→ Objectives:
(a) In the abstract below, condense the paragraph beginning "Multi-Temporal Interferometric Synthetic Aperture Radar" into a short bulleted list that keeps its main facts.
(b) Gather every line of the entries below that contains the string "oxide", matching case exactly.
[begin Page text]
Abstract
Multi-Temporal Interferometric Synthetic Aperture Radar (MT-InSAR) techniques are gaining momentum in the assessment and health monitoring of infrastructure assets. Amongst others, the Persistent Scatterers Interferometry (PSI) technique has proven to be viable for the long-term evaluation of ground scatterers. However, its effectiveness as a routine tool for certain critical application areas, such as the assessment of millimetre-scale differential displacements in airport runways, is still debated. This research aims to demonstrate the viability of using medium-resolution Copernicus ESA Sentinel-1A (C-Band) SAR products and their contribution to improve current maintenance strategies in case of localised foundation settlements in airport runways. To this purpose, “Runway n.3” of the “Leonardo Da Vinci International Airport” in Fiumicino, Rome, Italy was investigated as an explanatory case study, in view of historical geotechnical settlements affecting the runway area. In this context, a geostatistical study is developed for the exploratory spatial data analysis and the interpolation of the Sentinel-1A SAR data. The geostatistical analysis provided ample information on the spatial continuity of the Sentinel 1 data in comparison with the high-resolution COSMO-SkyMed data and the ground-based topographic levelling data. Furthermore, a comparison between the PSI outcomes from the Sentinel-1A SAR data—interpolated through Ordinary Kriging—and the ground-truth topographic levelling data demonstrated the high accuracy of the Sentinel 1 data. This is proven by the high values of the correlation coefficient (r = 0.94), the multiple R-squared coefficient (R2 = 0.88) and the Slope value (0.96). The results of this study clearly support the effectiveness of using Sentinel-1A SAR data as a continuous and long-term routine monitoring tool for millimetre-scale displacements in airport runways, paving the way for the development of more efficient and sustainable maintenance strategies for inclusion in next generation Airport Pavement Management Systems (APMSs).
[end Page text]
[begin Dataset]
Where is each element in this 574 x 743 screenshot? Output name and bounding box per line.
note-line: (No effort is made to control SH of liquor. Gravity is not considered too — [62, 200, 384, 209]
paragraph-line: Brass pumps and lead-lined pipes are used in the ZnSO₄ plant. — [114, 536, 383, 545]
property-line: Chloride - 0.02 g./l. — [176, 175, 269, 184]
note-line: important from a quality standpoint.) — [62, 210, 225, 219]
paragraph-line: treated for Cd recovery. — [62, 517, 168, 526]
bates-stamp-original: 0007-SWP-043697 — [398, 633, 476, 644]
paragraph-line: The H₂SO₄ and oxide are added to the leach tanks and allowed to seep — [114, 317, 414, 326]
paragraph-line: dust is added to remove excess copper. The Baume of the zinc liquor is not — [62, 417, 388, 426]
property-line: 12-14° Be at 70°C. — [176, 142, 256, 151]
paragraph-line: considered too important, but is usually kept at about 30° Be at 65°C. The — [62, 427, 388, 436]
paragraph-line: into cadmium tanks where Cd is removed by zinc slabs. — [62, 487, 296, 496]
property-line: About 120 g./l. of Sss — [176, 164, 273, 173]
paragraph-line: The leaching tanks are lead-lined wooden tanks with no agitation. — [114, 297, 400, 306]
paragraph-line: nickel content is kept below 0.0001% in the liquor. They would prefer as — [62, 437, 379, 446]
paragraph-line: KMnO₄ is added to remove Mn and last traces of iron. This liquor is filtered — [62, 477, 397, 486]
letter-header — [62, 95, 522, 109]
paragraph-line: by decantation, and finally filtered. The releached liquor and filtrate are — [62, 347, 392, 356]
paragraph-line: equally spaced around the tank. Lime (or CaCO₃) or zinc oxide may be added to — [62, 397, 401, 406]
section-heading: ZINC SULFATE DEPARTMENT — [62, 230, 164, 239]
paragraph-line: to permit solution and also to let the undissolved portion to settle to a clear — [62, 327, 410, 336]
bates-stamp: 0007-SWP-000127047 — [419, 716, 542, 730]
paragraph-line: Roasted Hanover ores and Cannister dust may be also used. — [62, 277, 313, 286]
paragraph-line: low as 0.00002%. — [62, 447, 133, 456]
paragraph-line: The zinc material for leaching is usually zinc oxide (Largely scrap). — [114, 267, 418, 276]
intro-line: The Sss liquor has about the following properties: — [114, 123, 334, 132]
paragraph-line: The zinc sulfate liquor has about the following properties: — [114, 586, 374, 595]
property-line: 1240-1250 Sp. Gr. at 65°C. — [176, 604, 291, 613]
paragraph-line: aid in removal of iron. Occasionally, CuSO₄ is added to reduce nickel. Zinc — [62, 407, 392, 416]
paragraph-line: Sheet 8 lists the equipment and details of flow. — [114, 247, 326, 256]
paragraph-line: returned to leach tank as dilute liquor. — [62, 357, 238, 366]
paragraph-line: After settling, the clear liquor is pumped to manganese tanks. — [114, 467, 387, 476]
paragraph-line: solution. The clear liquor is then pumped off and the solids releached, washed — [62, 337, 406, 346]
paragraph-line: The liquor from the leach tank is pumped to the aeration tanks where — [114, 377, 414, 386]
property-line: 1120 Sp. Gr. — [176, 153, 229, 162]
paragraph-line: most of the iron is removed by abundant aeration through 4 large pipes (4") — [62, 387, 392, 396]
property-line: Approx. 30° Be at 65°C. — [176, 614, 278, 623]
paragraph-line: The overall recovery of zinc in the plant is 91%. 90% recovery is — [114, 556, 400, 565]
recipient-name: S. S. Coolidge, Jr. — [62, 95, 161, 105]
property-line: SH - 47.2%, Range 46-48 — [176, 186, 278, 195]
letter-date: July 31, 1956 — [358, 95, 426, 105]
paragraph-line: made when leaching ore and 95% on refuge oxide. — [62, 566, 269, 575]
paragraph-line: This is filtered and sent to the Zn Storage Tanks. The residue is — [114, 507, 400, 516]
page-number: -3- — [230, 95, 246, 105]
[end Dataset]
→ Solutions to the problems:
(a)
- MT-InSAR techniques are increasingly used to assess and monitor infrastructure. Persistent Scatterers Interferometry (PSI) has proven viable for long-term evaluation of ground scatterers.
- Whether PSI works as a routine tool for millimetre-scale differential displacements in airport runways is still debated.
- The research aims to show that medium-resolution Copernicus ESA Sentinel-1A (C-Band) SAR products are viable for this purpose. It also aims to show they can improve maintenance strategies for localised foundation settlements in runways.
- The case study is "Runway n.3" of the "Leonardo Da Vinci International Airport" in Fiumicino, Rome, Italy, where historical geotechnical settlements affect the runway area.
- A geostatistical study was used for exploratory spatial data analysis and interpolation of the Sentinel-1A data. It compared the spatial continuity of these data with high-resolution COSMO-SkyMed data and ground-based topographic levelling data.
- PSI results from Sentinel-1A data, interpolated through Ordinary Kriging, matched the ground-truth levelling data with high accuracy: r = 0.94, R2 = 0.88, Slope = 0.96.
- The results support Sentinel-1A SAR data as a continuous, long-term routine monitoring tool for millimetre-scale runway displacements. This could lead to more efficient and sustainable maintenance strategies in next generation Airport Pavement Management Systems (APMSs).

(b)
paragraph-line: The H₂SO₄ and oxide are added to the leach tanks and allowed to seep — [114, 317, 414, 326]
paragraph-line: equally spaced around the tank. Lime (or CaCO₃) or zinc oxide may be added to — [62, 397, 401, 406]
paragraph-line: The zinc material for leaching is usually zinc oxide (Largely scrap). — [114, 267, 418, 276]
paragraph-line: made when leaching ore and 95% on refuge oxide. — [62, 566, 269, 575]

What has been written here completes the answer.